• _What to work on_
Which lines have the string "gagne"? Copy all of them from the entries below.

[Start Records to use]

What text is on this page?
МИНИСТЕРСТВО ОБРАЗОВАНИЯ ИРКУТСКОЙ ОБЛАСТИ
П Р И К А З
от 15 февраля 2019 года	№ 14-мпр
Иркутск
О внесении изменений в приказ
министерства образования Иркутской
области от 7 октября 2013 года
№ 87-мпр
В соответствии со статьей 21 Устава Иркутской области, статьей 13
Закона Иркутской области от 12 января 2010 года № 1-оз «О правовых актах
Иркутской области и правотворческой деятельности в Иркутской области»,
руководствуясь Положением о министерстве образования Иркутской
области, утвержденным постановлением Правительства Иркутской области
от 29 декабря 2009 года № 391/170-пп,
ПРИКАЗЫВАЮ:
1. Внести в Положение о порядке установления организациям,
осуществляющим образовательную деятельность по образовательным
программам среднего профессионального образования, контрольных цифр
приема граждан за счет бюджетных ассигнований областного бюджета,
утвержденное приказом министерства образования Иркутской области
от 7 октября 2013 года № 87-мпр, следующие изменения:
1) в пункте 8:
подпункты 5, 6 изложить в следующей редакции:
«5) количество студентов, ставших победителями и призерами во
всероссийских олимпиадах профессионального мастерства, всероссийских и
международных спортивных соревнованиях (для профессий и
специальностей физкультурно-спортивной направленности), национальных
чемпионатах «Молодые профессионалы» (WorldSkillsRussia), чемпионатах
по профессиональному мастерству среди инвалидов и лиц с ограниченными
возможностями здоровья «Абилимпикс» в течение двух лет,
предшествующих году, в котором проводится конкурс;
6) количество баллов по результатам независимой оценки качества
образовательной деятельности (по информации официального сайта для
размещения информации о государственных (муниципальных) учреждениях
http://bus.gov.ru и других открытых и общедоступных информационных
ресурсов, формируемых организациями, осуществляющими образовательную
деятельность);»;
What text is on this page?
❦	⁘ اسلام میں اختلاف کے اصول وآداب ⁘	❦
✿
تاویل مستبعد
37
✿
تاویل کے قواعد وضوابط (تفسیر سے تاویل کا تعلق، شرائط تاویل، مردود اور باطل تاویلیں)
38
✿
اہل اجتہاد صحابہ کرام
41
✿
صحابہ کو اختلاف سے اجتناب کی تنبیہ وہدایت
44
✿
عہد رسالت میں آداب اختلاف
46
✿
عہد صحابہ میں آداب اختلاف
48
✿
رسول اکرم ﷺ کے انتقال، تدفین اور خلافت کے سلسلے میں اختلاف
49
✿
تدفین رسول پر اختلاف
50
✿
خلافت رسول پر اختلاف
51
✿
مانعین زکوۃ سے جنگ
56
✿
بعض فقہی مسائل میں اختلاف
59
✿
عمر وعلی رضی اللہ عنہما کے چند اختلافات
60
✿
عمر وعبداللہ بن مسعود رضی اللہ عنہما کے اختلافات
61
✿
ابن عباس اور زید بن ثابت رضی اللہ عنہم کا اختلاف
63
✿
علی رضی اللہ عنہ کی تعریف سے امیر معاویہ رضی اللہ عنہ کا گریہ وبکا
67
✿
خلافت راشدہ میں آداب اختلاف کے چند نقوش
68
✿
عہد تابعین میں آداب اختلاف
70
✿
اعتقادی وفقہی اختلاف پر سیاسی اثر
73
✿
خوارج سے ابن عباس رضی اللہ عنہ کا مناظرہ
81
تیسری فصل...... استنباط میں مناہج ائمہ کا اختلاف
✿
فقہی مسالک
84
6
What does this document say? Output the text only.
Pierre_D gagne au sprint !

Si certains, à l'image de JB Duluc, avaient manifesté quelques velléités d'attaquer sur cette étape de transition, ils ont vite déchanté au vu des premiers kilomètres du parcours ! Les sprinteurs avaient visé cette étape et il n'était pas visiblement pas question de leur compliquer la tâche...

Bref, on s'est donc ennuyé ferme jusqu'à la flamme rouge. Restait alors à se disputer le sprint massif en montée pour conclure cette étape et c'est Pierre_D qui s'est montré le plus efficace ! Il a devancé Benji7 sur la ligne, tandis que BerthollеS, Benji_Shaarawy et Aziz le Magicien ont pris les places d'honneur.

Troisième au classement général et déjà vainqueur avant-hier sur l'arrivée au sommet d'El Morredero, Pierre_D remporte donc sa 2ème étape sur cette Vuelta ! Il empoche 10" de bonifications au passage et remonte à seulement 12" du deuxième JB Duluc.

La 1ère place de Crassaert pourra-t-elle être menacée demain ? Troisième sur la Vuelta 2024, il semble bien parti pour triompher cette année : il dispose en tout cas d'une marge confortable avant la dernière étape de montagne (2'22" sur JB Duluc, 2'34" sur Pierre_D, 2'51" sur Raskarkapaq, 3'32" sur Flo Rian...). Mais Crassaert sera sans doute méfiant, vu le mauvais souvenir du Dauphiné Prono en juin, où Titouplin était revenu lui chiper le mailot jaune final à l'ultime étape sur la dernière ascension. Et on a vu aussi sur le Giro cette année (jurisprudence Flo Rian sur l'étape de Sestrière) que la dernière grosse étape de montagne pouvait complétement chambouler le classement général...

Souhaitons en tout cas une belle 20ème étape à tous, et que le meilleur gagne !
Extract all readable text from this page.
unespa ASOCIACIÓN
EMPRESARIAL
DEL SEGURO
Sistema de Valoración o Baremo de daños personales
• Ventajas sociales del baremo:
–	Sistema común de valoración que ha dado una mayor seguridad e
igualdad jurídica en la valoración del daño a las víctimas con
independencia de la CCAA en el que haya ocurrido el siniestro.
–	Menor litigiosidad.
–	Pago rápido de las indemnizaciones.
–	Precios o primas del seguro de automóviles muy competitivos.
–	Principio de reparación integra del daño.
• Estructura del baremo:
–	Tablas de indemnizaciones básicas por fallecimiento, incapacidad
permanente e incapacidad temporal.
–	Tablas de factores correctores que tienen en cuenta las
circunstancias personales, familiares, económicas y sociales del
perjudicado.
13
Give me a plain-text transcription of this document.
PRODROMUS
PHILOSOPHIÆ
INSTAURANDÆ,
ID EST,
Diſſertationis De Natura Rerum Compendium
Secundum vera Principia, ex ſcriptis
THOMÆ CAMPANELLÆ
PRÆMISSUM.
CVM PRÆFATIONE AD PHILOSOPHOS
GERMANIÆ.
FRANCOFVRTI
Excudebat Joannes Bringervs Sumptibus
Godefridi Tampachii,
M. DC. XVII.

[End Records to use]

• _Finished task_
Pierre_D gagne au sprint !
Souhaitons en tout cas une belle 20ème étape à tous, et que le meilleur gagne !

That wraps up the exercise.